> REQUIREMENTS: Only the pictures are to be left out; set down the rest of the records exactly.

> AVAILABLE DATA:
—————
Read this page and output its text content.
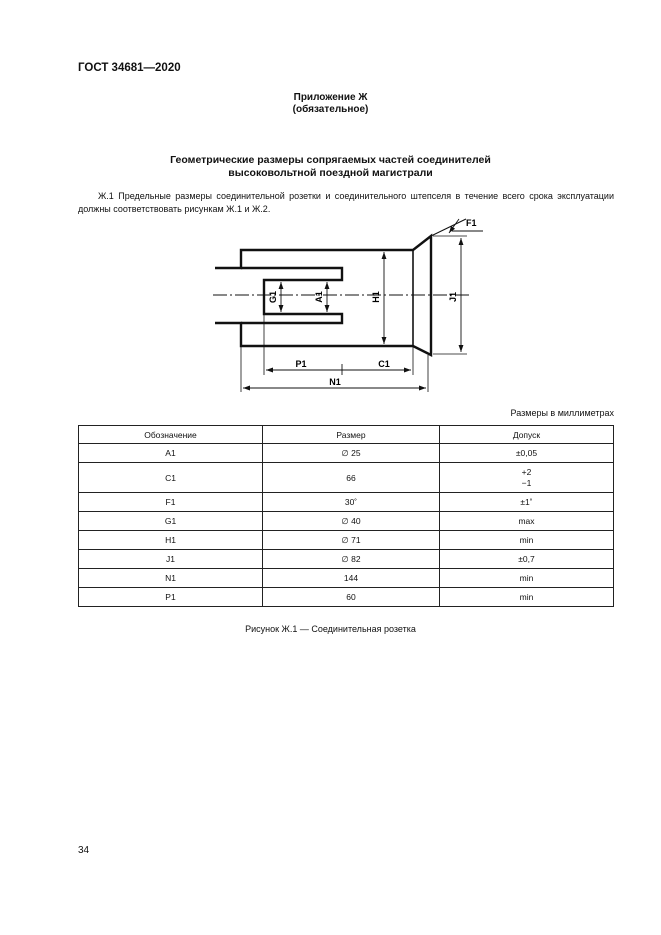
ГОСТ 34681—2020
Приложение Ж
(обязательное)
Геометрические размеры сопрягаемых частей соединителей
высоковольтной поездной магистрали
Ж.1 Предельные размеры соединительной розетки и соединительного штепселя в течение всего срока эксплуатации должны соответствовать рисункам Ж.1 и Ж.2.
F1
G1	A1	H1	J1
P1	C1
N1
Размеры в миллиметрах
Обозначение	Размер	Допуск
А1	∅ 25	±0,05
С1	66	+2
−1

F1	30˚	±1˚
G1	∅ 40	max
Н1	∅ 71	min
J1	∅ 82	±0,7
N1	144	min
Р1	60	min
Рисунок Ж.1 — Соединительная розетка
34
—————
> TASK RESPONSE:
Read this page and output its text content.
ГОСТ 34681—2020
Приложение Ж
(обязательное)
Геометрические размеры сопрягаемых частей соединителей
высоковольтной поездной магистрали
Ж.1 Предельные размеры соединительной розетки и соединительного штепселя в течение всего срока эксплуатации должны соответствовать рисункам Ж.1 и Ж.2.
F1
G1	A1	H1	J1
P1	C1
N1
Размеры в миллиметрах
Обозначение	Размер	Допуск
А1	∅ 25	±0,05
С1	66	+2
−1

F1	30˚	±1˚
G1	∅ 40	max
Н1	∅ 71	min
J1	∅ 82	±0,7
N1	144	min
Р1	60	min
Рисунок Ж.1 — Соединительная розетка
34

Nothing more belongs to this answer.